Every record below should be printed exactly as given.

## Stored items
****************************************
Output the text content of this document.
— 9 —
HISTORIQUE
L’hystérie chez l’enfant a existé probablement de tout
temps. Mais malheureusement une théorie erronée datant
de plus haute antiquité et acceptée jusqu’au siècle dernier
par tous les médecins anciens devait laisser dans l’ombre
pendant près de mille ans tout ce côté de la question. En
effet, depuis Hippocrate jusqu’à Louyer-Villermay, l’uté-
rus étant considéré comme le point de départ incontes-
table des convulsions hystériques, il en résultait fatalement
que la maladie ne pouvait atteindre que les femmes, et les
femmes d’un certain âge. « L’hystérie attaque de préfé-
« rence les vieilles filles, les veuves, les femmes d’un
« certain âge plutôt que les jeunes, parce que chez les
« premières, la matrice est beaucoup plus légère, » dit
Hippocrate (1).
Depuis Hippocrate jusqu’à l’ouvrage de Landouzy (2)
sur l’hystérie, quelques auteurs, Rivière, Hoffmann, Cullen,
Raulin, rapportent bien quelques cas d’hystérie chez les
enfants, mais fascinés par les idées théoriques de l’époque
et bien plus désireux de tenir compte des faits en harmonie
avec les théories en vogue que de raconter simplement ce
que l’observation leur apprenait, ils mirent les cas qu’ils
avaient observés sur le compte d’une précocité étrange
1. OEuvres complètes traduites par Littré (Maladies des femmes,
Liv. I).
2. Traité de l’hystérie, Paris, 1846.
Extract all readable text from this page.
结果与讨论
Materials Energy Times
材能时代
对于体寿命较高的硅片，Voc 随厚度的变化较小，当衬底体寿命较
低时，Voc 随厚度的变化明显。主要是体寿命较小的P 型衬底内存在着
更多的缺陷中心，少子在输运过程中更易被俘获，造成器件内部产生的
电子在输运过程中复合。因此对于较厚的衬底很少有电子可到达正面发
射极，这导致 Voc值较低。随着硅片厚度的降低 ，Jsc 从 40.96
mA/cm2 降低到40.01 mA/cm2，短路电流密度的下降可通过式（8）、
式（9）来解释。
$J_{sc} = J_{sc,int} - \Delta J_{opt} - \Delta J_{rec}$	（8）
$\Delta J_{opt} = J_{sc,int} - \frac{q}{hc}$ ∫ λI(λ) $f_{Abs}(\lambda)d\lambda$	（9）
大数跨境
****************************************
## The response
Output the text content of this document.
— 9 —
HISTORIQUE
L’hystérie chez l’enfant a existé probablement de tout
temps. Mais malheureusement une théorie erronée datant
de plus haute antiquité et acceptée jusqu’au siècle dernier
par tous les médecins anciens devait laisser dans l’ombre
pendant près de mille ans tout ce côté de la question. En
effet, depuis Hippocrate jusqu’à Louyer-Villermay, l’uté-
rus étant considéré comme le point de départ incontes-
table des convulsions hystériques, il en résultait fatalement
que la maladie ne pouvait atteindre que les femmes, et les
femmes d’un certain âge. « L’hystérie attaque de préfé-
« rence les vieilles filles, les veuves, les femmes d’un
« certain âge plutôt que les jeunes, parce que chez les
« premières, la matrice est beaucoup plus légère, » dit
Hippocrate (1).
Depuis Hippocrate jusqu’à l’ouvrage de Landouzy (2)
sur l’hystérie, quelques auteurs, Rivière, Hoffmann, Cullen,
Raulin, rapportent bien quelques cas d’hystérie chez les
enfants, mais fascinés par les idées théoriques de l’époque
et bien plus désireux de tenir compte des faits en harmonie
avec les théories en vogue que de raconter simplement ce
que l’observation leur apprenait, ils mirent les cas qu’ils
avaient observés sur le compte d’une précocité étrange
1. OEuvres complètes traduites par Littré (Maladies des femmes,
Liv. I).
2. Traité de l’hystérie, Paris, 1846.
Extract all readable text from this page.
结果与讨论
Materials Energy Times
材能时代
对于体寿命较高的硅片，Voc 随厚度的变化较小，当衬底体寿命较
低时，Voc 随厚度的变化明显。主要是体寿命较小的P 型衬底内存在着
更多的缺陷中心，少子在输运过程中更易被俘获，造成器件内部产生的
电子在输运过程中复合。因此对于较厚的衬底很少有电子可到达正面发
射极，这导致 Voc值较低。随着硅片厚度的降低 ，Jsc 从 40.96
mA/cm2 降低到40.01 mA/cm2，短路电流密度的下降可通过式（8）、
式（9）来解释。
$J_{sc} = J_{sc,int} - \Delta J_{opt} - \Delta J_{rec}$	（8）
$\Delta J_{opt} = J_{sc,int} - \frac{q}{hc}$ ∫ λI(λ) $f_{Abs}(\lambda)d\lambda$	（9）
大数跨境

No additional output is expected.